## Set exercise
Search the records below for the word "output". Pull out each line that has it.

(Rows from a figure dataset)
::::::

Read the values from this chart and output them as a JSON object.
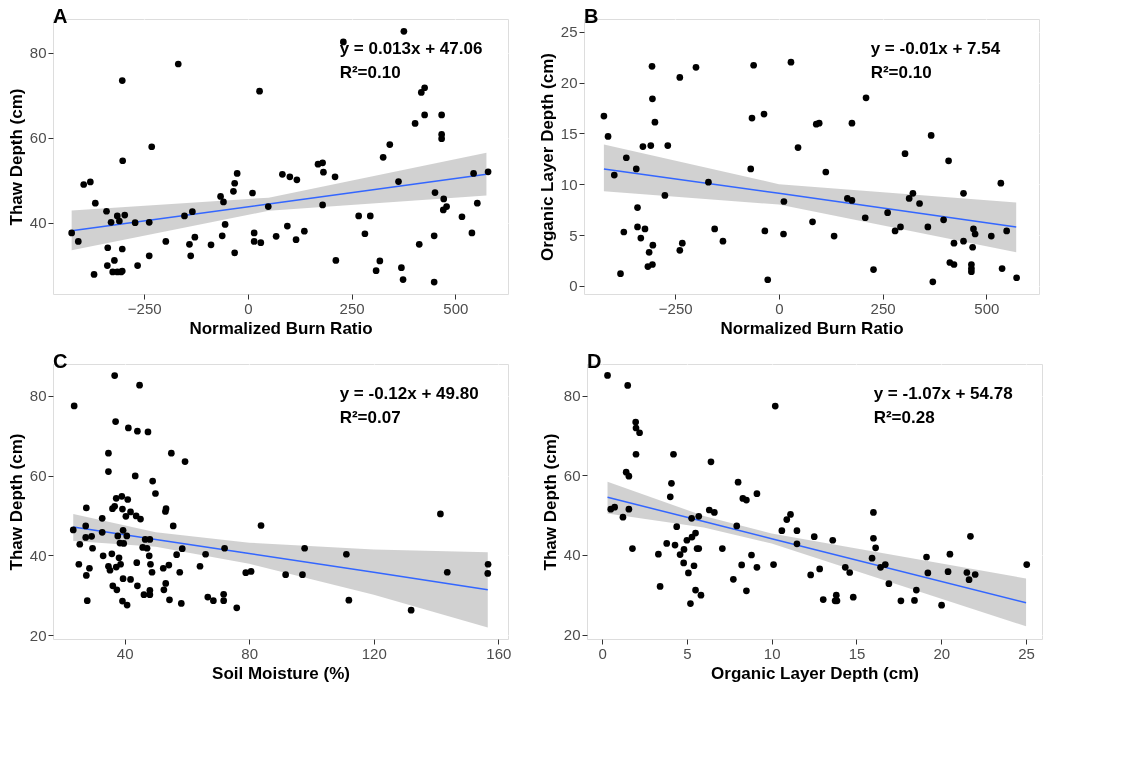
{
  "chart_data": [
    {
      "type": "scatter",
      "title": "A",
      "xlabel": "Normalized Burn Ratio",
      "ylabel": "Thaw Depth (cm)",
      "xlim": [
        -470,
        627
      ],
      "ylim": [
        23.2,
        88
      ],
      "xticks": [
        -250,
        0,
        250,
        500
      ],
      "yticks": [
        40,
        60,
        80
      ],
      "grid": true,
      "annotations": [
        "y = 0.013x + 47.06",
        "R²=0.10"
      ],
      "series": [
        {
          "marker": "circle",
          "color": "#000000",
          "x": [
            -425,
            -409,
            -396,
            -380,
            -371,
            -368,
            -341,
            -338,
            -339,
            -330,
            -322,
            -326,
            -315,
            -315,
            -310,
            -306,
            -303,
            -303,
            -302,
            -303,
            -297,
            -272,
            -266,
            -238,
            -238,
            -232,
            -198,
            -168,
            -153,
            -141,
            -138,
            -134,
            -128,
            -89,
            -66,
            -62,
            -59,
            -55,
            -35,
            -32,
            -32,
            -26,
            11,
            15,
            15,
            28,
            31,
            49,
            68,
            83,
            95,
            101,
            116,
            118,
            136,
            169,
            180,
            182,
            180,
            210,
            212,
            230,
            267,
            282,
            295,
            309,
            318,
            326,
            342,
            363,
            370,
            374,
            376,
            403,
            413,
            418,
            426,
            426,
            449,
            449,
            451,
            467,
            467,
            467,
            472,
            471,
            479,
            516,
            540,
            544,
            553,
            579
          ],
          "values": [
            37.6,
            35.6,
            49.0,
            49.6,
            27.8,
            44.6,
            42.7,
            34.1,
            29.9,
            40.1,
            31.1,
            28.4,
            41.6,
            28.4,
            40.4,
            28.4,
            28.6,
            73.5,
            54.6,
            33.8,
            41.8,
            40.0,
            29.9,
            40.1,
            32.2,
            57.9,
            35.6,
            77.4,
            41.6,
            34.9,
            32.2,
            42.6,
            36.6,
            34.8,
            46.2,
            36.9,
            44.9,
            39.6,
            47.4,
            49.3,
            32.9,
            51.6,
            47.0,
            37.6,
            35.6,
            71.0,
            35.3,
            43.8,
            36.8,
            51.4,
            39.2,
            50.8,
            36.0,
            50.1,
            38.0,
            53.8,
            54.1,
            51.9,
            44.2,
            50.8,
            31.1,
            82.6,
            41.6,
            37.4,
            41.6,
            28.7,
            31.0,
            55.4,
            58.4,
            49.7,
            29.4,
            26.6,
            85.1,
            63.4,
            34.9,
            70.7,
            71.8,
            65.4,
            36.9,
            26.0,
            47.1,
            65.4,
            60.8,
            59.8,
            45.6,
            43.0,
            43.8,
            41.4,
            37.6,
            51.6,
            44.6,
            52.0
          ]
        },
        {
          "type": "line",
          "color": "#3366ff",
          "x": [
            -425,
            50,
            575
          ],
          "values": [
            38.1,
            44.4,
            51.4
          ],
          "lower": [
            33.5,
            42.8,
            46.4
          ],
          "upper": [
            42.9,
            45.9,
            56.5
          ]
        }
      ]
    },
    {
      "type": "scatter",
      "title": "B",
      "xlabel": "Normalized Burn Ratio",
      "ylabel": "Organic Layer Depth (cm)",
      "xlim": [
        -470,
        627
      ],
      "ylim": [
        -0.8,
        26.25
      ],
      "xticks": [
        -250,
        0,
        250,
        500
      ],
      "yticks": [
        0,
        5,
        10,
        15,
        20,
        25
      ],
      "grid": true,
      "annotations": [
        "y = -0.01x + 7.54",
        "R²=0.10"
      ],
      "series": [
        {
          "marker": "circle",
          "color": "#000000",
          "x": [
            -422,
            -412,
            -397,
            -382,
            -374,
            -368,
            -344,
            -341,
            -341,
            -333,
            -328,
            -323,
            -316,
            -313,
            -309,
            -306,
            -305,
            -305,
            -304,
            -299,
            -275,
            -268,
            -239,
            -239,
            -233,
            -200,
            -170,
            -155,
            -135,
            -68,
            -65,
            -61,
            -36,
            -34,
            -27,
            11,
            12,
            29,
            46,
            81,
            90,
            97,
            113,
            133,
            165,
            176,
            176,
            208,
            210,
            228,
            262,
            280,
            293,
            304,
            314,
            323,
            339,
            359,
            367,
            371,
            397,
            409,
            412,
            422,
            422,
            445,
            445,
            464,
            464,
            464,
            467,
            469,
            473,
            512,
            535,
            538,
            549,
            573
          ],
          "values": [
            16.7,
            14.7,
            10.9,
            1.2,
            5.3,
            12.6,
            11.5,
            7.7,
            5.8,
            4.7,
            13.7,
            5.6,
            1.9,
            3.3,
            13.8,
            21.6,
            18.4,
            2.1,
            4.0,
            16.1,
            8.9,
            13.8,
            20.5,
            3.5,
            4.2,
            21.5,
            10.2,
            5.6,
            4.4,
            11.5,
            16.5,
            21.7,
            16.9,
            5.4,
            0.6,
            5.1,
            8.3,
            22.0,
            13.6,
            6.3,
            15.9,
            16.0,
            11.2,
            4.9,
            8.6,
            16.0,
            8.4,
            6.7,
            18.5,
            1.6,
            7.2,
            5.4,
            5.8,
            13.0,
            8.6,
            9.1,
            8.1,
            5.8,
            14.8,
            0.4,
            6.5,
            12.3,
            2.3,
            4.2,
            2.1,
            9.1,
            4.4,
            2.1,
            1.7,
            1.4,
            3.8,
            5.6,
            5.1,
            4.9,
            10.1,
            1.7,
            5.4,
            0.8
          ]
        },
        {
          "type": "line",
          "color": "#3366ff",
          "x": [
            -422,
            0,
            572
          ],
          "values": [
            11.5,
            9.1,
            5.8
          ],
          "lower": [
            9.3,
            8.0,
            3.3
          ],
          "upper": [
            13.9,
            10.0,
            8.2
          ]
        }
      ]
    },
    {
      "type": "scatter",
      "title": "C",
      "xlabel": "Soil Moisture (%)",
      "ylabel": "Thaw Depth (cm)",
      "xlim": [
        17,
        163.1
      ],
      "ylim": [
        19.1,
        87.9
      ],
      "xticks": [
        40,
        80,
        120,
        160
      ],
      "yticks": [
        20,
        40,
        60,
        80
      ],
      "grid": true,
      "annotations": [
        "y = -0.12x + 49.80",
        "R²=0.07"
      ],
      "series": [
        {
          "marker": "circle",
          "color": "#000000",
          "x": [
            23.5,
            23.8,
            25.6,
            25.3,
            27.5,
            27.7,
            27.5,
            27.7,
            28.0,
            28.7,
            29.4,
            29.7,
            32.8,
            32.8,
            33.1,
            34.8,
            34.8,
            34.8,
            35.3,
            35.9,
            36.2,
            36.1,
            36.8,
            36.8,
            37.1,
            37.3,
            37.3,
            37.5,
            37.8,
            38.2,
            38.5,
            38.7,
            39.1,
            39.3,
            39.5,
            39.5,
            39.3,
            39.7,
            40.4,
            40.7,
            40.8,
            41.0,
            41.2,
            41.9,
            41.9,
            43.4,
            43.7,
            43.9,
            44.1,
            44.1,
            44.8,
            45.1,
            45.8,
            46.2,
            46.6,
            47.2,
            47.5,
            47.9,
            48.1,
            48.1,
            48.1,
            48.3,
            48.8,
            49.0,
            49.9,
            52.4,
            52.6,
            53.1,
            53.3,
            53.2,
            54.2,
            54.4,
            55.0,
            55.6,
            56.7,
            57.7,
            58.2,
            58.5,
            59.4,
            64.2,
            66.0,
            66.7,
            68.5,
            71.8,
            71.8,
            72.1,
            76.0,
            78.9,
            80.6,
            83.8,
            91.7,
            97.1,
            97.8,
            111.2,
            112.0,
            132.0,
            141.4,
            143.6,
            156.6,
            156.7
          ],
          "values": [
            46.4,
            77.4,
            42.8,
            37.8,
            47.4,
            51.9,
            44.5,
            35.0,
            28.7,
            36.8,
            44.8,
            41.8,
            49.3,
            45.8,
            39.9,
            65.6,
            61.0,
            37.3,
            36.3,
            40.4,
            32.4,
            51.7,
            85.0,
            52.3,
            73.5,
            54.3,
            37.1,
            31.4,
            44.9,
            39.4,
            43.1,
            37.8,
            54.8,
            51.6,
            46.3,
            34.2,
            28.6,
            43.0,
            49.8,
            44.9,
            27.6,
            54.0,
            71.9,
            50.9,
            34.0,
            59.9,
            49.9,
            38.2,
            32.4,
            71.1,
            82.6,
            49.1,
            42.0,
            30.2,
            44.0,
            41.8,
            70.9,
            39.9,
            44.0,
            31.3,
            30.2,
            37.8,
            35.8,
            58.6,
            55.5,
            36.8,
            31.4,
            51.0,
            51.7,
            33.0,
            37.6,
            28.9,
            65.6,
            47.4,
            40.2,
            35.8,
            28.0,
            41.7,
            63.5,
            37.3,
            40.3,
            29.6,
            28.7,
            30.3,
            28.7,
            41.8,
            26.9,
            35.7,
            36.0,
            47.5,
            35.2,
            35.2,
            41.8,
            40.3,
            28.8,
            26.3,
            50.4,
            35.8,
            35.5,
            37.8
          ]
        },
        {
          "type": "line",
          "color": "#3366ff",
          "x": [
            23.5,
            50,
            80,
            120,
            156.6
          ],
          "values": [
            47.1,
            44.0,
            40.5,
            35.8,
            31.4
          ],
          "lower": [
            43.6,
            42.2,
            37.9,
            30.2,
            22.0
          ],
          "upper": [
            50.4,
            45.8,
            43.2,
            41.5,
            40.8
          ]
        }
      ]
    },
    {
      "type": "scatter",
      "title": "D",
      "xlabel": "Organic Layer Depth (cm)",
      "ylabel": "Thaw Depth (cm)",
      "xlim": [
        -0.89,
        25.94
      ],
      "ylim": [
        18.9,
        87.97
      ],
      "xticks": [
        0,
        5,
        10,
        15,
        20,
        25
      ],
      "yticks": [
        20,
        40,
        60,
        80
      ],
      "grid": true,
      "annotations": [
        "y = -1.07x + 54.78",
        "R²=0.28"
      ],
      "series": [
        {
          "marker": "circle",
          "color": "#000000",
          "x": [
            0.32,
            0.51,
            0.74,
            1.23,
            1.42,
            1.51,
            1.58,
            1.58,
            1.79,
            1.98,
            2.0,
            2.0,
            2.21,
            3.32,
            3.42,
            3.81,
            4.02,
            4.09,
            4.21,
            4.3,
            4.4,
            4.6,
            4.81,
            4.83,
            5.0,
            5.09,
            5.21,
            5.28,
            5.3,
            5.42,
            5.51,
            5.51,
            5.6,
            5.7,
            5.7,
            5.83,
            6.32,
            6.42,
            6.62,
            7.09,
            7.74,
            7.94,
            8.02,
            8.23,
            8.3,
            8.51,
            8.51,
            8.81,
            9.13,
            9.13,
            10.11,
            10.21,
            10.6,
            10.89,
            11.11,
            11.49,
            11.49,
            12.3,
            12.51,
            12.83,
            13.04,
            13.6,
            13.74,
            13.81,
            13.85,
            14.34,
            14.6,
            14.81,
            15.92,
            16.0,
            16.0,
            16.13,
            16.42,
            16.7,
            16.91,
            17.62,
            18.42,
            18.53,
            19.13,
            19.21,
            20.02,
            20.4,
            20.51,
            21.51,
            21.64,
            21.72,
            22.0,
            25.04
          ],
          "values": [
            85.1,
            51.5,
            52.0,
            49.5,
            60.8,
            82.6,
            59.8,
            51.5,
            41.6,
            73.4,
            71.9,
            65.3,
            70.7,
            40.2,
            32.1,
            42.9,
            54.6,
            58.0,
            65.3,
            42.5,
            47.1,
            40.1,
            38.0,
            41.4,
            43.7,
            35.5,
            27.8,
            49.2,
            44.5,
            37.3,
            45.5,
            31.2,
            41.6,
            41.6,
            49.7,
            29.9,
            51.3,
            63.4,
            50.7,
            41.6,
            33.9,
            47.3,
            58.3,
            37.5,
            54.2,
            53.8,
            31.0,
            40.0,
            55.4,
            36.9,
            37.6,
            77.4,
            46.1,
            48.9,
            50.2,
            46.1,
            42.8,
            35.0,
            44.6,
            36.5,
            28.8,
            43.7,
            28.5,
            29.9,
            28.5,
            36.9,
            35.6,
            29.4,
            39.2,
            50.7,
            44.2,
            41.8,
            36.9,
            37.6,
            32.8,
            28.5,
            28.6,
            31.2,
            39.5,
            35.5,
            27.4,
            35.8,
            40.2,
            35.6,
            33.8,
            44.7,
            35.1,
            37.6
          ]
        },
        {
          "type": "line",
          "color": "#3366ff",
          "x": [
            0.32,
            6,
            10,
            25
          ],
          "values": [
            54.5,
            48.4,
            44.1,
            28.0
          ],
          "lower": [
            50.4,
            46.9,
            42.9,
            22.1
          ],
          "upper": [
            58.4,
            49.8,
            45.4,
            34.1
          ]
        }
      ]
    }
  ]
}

::::::

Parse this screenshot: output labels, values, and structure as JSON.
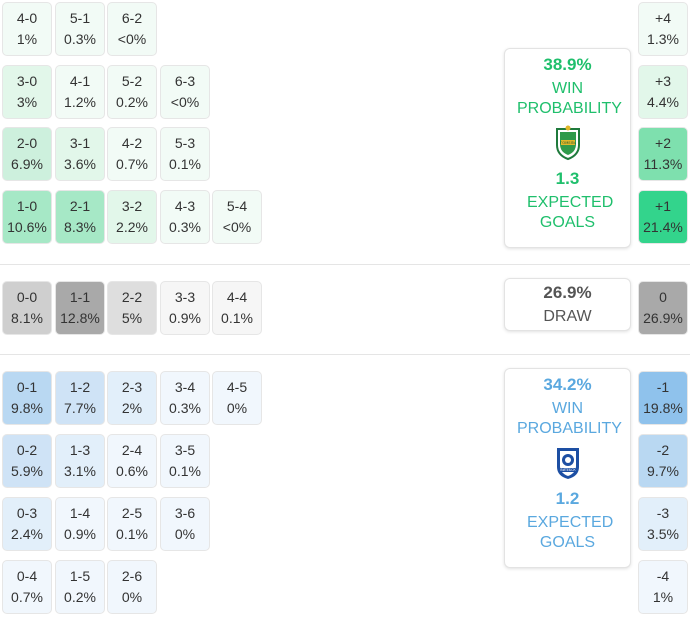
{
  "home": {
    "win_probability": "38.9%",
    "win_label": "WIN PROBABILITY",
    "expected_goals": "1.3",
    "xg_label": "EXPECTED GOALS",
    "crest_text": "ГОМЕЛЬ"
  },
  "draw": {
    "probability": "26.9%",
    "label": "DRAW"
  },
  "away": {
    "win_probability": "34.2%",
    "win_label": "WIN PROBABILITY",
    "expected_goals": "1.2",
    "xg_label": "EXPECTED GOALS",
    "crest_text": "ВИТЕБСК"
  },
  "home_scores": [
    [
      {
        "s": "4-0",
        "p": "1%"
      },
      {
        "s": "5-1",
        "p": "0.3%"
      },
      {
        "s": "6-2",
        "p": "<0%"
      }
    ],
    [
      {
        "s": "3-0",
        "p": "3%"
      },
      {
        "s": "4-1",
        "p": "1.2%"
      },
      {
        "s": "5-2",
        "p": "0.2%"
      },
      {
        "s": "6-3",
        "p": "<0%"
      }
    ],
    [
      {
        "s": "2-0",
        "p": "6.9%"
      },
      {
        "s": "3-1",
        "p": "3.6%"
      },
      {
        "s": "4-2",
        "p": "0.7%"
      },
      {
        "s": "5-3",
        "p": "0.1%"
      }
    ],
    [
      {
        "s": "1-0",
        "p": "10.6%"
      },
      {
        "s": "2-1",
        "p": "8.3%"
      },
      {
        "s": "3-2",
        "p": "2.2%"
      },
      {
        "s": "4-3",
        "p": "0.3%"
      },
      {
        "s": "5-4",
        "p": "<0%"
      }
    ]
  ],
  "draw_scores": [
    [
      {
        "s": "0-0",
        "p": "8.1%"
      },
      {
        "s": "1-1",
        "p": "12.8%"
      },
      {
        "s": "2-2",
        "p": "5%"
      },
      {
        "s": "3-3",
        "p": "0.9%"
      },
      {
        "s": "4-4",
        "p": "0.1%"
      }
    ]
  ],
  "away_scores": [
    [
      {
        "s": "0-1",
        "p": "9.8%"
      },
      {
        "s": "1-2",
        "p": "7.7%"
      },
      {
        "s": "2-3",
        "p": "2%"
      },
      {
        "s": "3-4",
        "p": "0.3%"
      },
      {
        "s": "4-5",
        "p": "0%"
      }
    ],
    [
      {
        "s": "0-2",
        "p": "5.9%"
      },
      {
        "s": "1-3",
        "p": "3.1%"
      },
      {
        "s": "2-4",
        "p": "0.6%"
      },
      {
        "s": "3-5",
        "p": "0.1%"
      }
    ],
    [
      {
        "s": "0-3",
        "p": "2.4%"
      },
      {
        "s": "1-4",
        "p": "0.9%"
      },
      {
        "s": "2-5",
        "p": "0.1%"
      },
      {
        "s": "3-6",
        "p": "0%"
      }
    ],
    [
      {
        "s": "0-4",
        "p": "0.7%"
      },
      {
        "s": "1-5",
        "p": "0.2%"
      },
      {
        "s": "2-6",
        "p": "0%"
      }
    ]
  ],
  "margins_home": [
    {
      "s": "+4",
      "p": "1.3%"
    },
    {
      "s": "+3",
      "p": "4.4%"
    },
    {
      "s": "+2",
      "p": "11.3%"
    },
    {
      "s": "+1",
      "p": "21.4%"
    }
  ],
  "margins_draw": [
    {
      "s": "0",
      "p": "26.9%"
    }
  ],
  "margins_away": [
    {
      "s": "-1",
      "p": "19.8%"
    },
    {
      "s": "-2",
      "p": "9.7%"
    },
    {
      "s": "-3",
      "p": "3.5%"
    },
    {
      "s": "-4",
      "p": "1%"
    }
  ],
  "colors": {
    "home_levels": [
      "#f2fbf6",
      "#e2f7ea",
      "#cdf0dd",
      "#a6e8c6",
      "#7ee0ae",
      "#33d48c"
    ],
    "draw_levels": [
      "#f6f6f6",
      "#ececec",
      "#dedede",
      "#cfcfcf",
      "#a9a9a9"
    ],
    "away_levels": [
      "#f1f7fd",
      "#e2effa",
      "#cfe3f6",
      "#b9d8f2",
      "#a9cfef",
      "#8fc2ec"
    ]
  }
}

::::::

## Answer to the exercise
Read the values from this chart and output them as a JSON object.
Parse this screenshot: output labels, values, and structure as JSON.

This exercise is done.